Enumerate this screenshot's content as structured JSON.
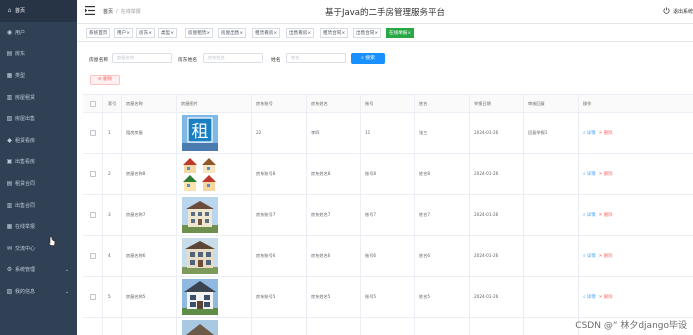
{
  "sidebar": {
    "items": [
      {
        "label": "首页",
        "icon": "home-icon",
        "glyph": "⌂",
        "active": true
      },
      {
        "label": "用户",
        "icon": "user-icon",
        "glyph": "◉"
      },
      {
        "label": "房东",
        "icon": "house-icon",
        "glyph": "▤"
      },
      {
        "label": "类型",
        "icon": "list-icon",
        "glyph": "▦"
      },
      {
        "label": "房屋租赁",
        "icon": "building-icon",
        "glyph": "▥"
      },
      {
        "label": "房屋出售",
        "icon": "shop-icon",
        "glyph": "▧"
      },
      {
        "label": "租赁看房",
        "icon": "location-icon",
        "glyph": "◆"
      },
      {
        "label": "出售看房",
        "icon": "calendar-icon",
        "glyph": "▣"
      },
      {
        "label": "租赁合同",
        "icon": "contract-icon",
        "glyph": "▤"
      },
      {
        "label": "出售合同",
        "icon": "document-icon",
        "glyph": "▥"
      },
      {
        "label": "在线举报",
        "icon": "report-icon",
        "glyph": "▦"
      },
      {
        "label": "交流中心",
        "icon": "chat-icon",
        "glyph": "✉"
      },
      {
        "label": "系统管理",
        "icon": "settings-icon",
        "glyph": "⚙",
        "chevron": "⌄"
      },
      {
        "label": "我的信息",
        "icon": "profile-icon",
        "glyph": "▨",
        "chevron": "⌄"
      }
    ]
  },
  "header": {
    "title": "基于Java的二手房管理服务平台",
    "breadcrumb": [
      "首页",
      "在线举报"
    ],
    "right_text": "退出系统",
    "menu_icon": "menu-fold-icon",
    "logout_icon": "power-icon"
  },
  "tabs": [
    {
      "label": "系统首页",
      "close": ""
    },
    {
      "label": "用户",
      "close": "×"
    },
    {
      "label": "房东",
      "close": "×"
    },
    {
      "label": "类型",
      "close": "×"
    },
    {
      "label": "房屋租赁",
      "close": "×"
    },
    {
      "label": "房屋出售",
      "close": "×"
    },
    {
      "label": "租赁看房",
      "close": "×"
    },
    {
      "label": "出售看房",
      "close": "×"
    },
    {
      "label": "租赁合同",
      "close": "×"
    },
    {
      "label": "出售合同",
      "close": "×"
    },
    {
      "label": "在线举报",
      "close": "×",
      "active": true
    }
  ],
  "search": {
    "field1_label": "房屋名称",
    "field1_placeholder": "房屋名称",
    "field2_label": "房东姓名",
    "field2_placeholder": "房东姓名",
    "field3_label": "姓名",
    "field3_placeholder": "姓名",
    "button": "搜索",
    "search_icon": "search-icon"
  },
  "toolbar": {
    "delete_label": "删除",
    "delete_icon": "delete-icon"
  },
  "table": {
    "headers": [
      "索引",
      "房屋名称",
      "房屋图片",
      "房东账号",
      "房东姓名",
      "账号",
      "姓名",
      "举报日期",
      "审核回复",
      "操作"
    ],
    "rows": [
      {
        "index": "1",
        "name": "租房房屋",
        "image": "sign",
        "owner_account": "22",
        "owner_name": "李四",
        "account": "11",
        "user_name": "张三",
        "date": "2024-01-26",
        "reply": "回复举报1"
      },
      {
        "index": "2",
        "name": "房屋名称8",
        "image": "houses",
        "owner_account": "房东账号8",
        "owner_name": "房东姓名8",
        "account": "账号8",
        "user_name": "姓名8",
        "date": "2024-01-26",
        "reply": ""
      },
      {
        "index": "3",
        "name": "房屋名称7",
        "image": "villa",
        "owner_account": "房东账号7",
        "owner_name": "房东姓名7",
        "account": "账号7",
        "user_name": "姓名7",
        "date": "2024-01-26",
        "reply": ""
      },
      {
        "index": "4",
        "name": "房屋名称6",
        "image": "villa2",
        "owner_account": "房东账号6",
        "owner_name": "房东姓名6",
        "account": "账号6",
        "user_name": "姓名6",
        "date": "2024-01-26",
        "reply": ""
      },
      {
        "index": "5",
        "name": "房屋名称5",
        "image": "villa3",
        "owner_account": "房东账号5",
        "owner_name": "房东姓名5",
        "account": "账号5",
        "user_name": "姓名5",
        "date": "2024-01-26",
        "reply": ""
      }
    ],
    "actions": {
      "view": "详情",
      "delete": "删除",
      "view_icon": "magnifier-icon",
      "delete_icon": "cross-icon"
    },
    "sign_text": "租"
  },
  "watermark": "CSDN @“ 林夕django毕设"
}
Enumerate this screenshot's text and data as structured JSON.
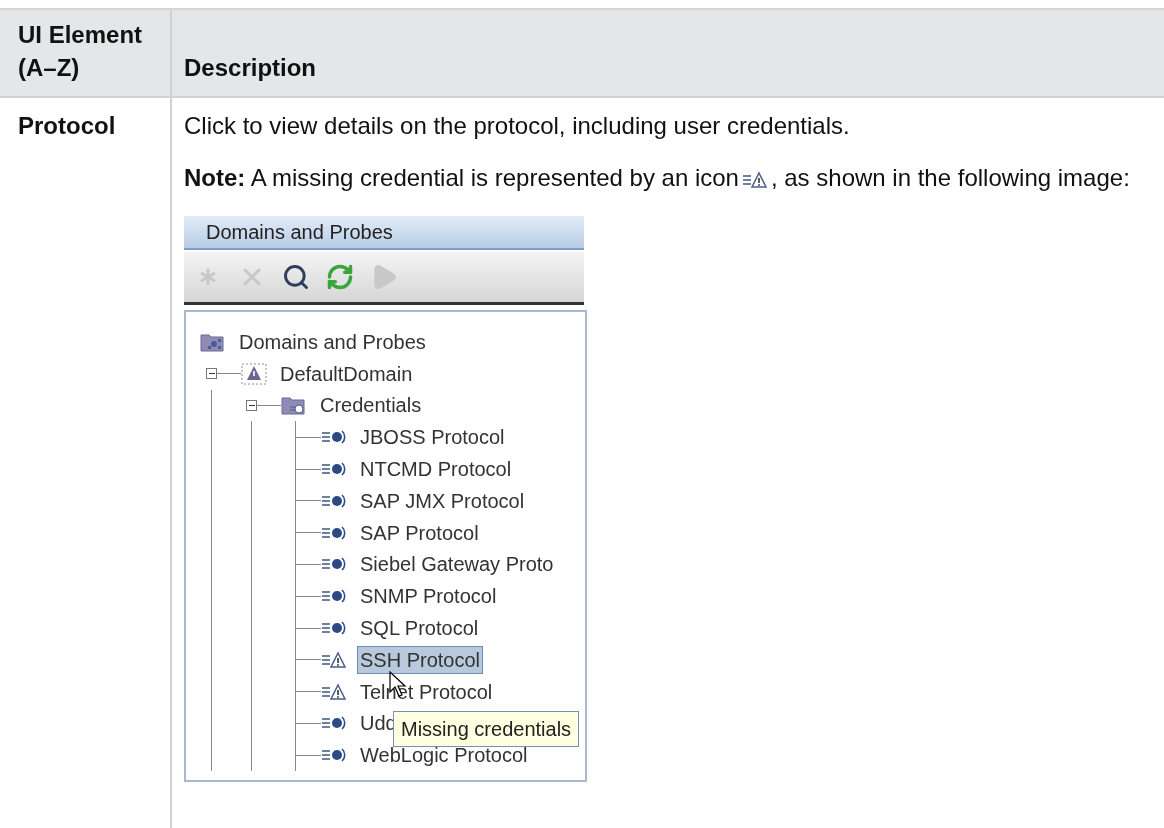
{
  "table": {
    "columns": [
      "UI Element (A–Z)",
      "Description"
    ],
    "rows": [
      {
        "ui_element": "Protocol",
        "description": "Click to view details on the protocol, including user credentials.",
        "note": [
          "**Note:** A missing credential is represented by an icon",
          ", as shown in the following image:"
        ],
        "figure": {
          "panel_title": "Domains and Probes",
          "toolbar": [
            {
              "kind": "asterisk",
              "disabled": true
            },
            {
              "kind": "delete",
              "disabled": true
            },
            {
              "kind": "search",
              "disabled": false
            },
            {
              "kind": "refresh",
              "disabled": false
            },
            {
              "kind": "play",
              "disabled": true
            }
          ],
          "tree": {
            "label": "Domains and Probes",
            "kind": "probes-folder",
            "selected": false,
            "children": [
              {
                "label": "DefaultDomain",
                "kind": "domain",
                "expanded": true,
                "selected": false,
                "children": [
                  {
                    "label": "Credentials",
                    "kind": "credentials-folder",
                    "expanded": true,
                    "selected": false,
                    "children": [
                      {
                        "label": "JBOSS Protocol",
                        "kind": "protocol",
                        "selected": false
                      },
                      {
                        "label": "NTCMD Protocol",
                        "kind": "protocol",
                        "selected": false
                      },
                      {
                        "label": "SAP JMX Protocol",
                        "kind": "protocol",
                        "selected": false
                      },
                      {
                        "label": "SAP Protocol",
                        "kind": "protocol",
                        "selected": false
                      },
                      {
                        "label": "Siebel Gateway Proto",
                        "kind": "protocol",
                        "selected": false
                      },
                      {
                        "label": "SNMP Protocol",
                        "kind": "protocol",
                        "selected": false
                      },
                      {
                        "label": "SQL Protocol",
                        "kind": "protocol",
                        "selected": false
                      },
                      {
                        "label": "SSH Protocol",
                        "kind": "missing-credential",
                        "selected": true
                      },
                      {
                        "label": "Telnet Protocol",
                        "kind": "missing-credential",
                        "selected": false
                      },
                      {
                        "label": "Udd",
                        "kind": "protocol",
                        "selected": false
                      },
                      {
                        "label": "WebLogic Protocol",
                        "kind": "protocol",
                        "selected": false
                      }
                    ]
                  }
                ]
              }
            ]
          },
          "tooltip": "Missing credentials"
        }
      }
    ]
  }
}
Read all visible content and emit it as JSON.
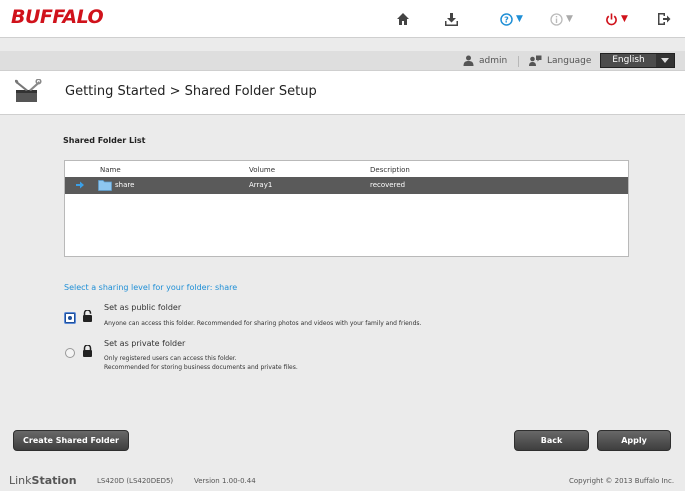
{
  "brand": "BUFFALO",
  "colors": {
    "brand_red": "#d0121b",
    "accent_blue": "#1f8fd6",
    "selected_row": "#5a5a5a"
  },
  "topbar": {
    "icons": [
      "home-icon",
      "download-icon",
      "help-icon",
      "info-icon",
      "power-icon",
      "logout-icon"
    ]
  },
  "userbar": {
    "user": "admin",
    "language_label": "Language",
    "language_value": "English"
  },
  "header": {
    "title": "Getting Started > Shared Folder Setup"
  },
  "shared_folder_list": {
    "title": "Shared Folder List",
    "columns": [
      "Name",
      "Volume",
      "Description"
    ],
    "rows": [
      {
        "name": "share",
        "volume": "Array1",
        "description": "recovered",
        "selected": true
      }
    ]
  },
  "sharing": {
    "prompt": "Select a sharing level for your folder: share",
    "public": {
      "label": "Set as public folder",
      "desc1": "Anyone can access this folder. Recommended for sharing photos and videos with your family and friends.",
      "checked": true
    },
    "private": {
      "label": "Set as private folder",
      "desc1": "Only registered users can access this folder.",
      "desc2": "Recommended for storing business documents and private files.",
      "checked": false
    }
  },
  "buttons": {
    "create": "Create Shared Folder",
    "back": "Back",
    "apply": "Apply"
  },
  "footer": {
    "product_a": "Link",
    "product_b": "Station",
    "model": "LS420D (LS420DED5)",
    "version": "Version 1.00-0.44",
    "copyright": "Copyright © 2013 Buffalo Inc."
  }
}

· · · ·

[What you need to do]
Your answer should be only the number of lines that hold the word "JSON".

[Exercise output]
3